- Exercise inputs -
----------------

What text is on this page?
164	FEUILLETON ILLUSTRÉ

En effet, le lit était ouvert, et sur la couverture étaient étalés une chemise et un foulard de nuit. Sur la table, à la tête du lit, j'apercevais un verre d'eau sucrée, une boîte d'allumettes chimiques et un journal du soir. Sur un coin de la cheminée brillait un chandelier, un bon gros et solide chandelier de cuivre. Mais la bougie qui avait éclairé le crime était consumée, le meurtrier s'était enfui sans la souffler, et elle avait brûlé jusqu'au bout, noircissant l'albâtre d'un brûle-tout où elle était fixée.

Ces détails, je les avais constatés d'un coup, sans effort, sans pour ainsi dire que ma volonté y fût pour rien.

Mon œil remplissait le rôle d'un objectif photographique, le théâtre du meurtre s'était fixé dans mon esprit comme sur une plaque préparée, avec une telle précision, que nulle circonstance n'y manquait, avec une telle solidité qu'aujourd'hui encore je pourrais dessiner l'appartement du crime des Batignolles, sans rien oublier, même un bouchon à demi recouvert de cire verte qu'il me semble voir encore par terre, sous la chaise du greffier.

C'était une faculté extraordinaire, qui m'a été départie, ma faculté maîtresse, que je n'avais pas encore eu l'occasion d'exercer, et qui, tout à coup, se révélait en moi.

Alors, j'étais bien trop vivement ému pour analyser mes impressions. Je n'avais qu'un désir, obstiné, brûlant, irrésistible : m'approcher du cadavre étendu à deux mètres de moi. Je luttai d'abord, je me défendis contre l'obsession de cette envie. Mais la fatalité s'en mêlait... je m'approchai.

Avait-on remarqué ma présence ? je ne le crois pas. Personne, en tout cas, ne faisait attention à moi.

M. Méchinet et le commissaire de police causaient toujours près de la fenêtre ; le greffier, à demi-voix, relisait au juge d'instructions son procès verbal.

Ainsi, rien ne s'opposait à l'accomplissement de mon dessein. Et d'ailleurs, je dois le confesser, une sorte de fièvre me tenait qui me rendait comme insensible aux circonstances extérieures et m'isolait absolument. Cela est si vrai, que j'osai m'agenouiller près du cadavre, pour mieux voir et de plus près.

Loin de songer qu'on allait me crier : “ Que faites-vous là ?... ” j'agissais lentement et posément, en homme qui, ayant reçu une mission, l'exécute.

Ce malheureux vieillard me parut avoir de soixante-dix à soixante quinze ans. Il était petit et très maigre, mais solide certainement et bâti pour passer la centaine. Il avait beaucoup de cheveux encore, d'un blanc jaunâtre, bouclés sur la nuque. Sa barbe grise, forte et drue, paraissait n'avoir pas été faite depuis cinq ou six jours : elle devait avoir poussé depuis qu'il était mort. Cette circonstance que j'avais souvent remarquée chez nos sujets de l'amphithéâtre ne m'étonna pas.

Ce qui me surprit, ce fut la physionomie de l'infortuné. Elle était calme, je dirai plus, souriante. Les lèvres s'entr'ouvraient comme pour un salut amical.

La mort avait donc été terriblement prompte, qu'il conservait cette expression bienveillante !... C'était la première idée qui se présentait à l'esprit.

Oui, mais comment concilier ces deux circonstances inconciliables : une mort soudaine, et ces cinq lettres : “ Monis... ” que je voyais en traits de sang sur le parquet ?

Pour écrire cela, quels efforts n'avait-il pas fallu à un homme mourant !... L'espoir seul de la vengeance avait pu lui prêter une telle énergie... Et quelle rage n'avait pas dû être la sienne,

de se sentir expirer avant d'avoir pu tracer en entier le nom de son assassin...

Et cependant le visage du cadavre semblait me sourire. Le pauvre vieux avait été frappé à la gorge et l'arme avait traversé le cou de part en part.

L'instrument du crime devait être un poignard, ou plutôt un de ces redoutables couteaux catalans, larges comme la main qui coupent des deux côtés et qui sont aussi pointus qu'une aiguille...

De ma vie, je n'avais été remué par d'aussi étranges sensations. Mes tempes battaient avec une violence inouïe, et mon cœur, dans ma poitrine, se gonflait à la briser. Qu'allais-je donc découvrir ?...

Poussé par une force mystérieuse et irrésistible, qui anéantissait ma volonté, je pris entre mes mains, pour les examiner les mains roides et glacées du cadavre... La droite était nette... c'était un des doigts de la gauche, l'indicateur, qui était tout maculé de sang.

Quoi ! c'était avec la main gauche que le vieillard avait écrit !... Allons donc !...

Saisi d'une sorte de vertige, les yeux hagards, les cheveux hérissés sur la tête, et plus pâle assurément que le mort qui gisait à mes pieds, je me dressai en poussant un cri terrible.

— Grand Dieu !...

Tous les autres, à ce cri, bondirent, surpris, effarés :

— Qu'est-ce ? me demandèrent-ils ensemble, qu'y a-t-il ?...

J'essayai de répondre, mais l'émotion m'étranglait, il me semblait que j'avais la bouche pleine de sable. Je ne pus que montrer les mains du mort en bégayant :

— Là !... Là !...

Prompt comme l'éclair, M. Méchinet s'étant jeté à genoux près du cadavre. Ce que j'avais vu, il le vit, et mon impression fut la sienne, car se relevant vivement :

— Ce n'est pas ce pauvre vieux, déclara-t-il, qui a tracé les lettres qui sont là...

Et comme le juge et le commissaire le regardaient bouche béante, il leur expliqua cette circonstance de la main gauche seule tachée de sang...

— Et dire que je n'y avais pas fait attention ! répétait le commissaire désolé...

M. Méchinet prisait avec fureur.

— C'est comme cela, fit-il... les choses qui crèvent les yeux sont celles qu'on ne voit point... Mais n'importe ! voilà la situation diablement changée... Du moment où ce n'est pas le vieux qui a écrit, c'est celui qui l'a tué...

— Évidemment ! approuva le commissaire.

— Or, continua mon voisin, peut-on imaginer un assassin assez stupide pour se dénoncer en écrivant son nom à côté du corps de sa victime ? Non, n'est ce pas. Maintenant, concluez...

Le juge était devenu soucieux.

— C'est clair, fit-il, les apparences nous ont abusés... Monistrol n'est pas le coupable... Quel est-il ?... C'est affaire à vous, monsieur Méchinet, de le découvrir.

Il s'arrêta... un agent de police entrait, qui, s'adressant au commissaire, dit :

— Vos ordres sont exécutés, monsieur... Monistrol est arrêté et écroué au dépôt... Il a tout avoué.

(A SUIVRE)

----------------

- Exercise brief -
Where a line above contains the string "pauvre", copy that line.

- Response to the task -
Et cependant le visage du cadavre semblait me sourire. Le pauvre vieux avait été frappé à la gorge et l'arme avait traversé le cou de part en part.
— Ce n'est pas ce pauvre vieux, déclara-t-il, qui a tracé les lettres qui sont là...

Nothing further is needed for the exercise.